SET TASK: Report all lines from the entries below in which "this" appears.
========================================
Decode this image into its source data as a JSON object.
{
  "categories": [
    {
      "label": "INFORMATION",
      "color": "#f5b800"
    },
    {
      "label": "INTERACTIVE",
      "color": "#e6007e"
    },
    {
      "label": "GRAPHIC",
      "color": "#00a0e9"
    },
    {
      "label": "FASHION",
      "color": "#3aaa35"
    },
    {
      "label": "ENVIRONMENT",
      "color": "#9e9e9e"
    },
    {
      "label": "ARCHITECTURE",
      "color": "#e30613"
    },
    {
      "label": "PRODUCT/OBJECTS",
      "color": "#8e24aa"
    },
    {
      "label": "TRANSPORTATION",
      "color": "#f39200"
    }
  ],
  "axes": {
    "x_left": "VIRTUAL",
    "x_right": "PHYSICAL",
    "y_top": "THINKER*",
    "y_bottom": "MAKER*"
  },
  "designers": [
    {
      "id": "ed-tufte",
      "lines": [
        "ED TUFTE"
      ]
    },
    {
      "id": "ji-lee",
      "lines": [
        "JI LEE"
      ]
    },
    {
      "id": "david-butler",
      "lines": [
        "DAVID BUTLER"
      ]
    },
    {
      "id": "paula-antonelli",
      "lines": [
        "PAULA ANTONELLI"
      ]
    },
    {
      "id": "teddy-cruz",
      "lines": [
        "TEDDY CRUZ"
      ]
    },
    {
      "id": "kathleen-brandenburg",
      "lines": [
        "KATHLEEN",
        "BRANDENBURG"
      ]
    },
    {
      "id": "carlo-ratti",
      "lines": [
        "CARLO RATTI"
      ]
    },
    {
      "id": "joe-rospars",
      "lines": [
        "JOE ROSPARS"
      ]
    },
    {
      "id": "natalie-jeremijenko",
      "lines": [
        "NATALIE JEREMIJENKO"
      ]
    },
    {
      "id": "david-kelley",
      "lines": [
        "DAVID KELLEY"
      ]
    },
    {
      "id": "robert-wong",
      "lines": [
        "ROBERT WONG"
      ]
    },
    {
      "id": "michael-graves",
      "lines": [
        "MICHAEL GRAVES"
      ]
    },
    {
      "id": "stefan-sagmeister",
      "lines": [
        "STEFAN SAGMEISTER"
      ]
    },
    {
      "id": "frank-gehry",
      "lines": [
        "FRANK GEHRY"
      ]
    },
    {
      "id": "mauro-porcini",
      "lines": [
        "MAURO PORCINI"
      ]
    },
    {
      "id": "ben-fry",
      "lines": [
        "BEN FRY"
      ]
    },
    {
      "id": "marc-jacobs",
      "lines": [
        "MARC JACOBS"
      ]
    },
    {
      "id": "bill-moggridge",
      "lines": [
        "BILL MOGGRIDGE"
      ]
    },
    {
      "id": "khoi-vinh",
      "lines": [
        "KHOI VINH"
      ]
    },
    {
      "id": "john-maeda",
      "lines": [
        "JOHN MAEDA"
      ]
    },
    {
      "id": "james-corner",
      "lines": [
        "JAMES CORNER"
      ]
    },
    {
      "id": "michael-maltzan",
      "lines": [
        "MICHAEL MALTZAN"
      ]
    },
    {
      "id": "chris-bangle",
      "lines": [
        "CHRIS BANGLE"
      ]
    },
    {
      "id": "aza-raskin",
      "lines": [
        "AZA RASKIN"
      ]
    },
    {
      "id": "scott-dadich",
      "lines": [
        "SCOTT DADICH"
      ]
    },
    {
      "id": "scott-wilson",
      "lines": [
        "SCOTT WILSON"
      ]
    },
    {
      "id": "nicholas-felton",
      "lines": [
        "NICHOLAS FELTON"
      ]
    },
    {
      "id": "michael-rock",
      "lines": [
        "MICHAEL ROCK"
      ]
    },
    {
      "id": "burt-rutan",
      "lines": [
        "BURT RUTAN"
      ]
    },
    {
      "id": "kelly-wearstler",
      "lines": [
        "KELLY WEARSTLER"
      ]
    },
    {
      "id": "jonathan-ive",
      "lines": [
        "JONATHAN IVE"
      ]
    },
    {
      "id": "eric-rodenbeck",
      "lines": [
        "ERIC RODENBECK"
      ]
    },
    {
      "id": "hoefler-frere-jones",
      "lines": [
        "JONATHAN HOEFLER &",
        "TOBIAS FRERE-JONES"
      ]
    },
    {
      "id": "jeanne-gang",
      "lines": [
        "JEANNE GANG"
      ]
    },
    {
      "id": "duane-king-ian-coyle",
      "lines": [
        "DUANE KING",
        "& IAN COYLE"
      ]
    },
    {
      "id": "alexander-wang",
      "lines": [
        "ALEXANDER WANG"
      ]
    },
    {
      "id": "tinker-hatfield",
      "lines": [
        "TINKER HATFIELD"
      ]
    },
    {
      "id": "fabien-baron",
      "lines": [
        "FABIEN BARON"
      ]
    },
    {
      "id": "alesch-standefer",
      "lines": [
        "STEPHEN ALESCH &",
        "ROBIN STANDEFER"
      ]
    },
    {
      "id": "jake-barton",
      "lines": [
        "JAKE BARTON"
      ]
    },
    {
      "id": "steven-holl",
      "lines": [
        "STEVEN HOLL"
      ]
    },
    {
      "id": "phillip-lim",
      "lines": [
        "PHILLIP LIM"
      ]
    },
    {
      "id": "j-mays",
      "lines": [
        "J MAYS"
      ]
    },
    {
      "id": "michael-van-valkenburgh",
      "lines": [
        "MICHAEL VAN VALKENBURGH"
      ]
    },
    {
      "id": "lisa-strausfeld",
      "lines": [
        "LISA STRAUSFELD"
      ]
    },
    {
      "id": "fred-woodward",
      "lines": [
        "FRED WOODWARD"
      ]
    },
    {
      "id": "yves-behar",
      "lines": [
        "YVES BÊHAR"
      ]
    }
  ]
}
========================================
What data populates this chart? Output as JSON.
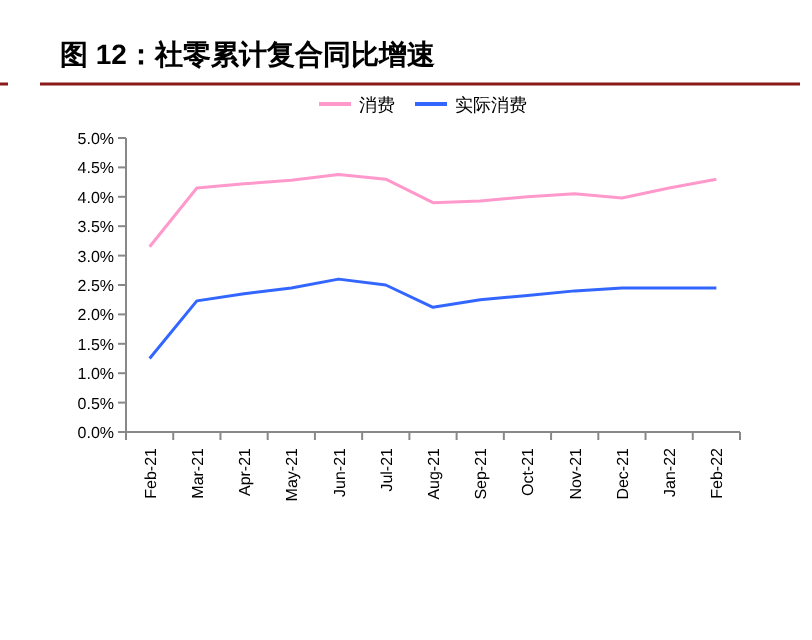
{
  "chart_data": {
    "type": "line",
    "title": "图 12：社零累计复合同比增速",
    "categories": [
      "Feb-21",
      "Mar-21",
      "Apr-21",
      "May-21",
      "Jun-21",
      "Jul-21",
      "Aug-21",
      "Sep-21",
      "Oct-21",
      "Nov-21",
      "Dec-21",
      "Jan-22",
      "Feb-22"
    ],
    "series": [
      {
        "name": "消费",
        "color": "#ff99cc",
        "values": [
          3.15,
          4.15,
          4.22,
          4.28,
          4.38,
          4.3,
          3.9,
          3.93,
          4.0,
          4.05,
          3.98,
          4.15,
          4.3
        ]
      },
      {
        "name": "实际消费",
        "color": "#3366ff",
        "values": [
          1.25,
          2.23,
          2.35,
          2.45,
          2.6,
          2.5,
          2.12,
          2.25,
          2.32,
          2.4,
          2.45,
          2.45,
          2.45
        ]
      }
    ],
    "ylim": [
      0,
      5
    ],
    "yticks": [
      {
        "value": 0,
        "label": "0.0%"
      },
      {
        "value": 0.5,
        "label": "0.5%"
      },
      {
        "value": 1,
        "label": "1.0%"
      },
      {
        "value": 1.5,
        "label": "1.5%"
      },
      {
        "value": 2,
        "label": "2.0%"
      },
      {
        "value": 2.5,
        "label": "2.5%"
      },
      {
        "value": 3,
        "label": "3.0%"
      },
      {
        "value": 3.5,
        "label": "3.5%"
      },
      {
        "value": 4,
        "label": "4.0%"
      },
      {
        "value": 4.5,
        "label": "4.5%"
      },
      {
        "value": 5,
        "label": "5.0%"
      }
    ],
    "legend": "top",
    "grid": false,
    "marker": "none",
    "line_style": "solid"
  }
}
========================================
TASK OUTPUT:
Decode this image into its source data as a JSON object.
What data populates this chart? Output as JSON.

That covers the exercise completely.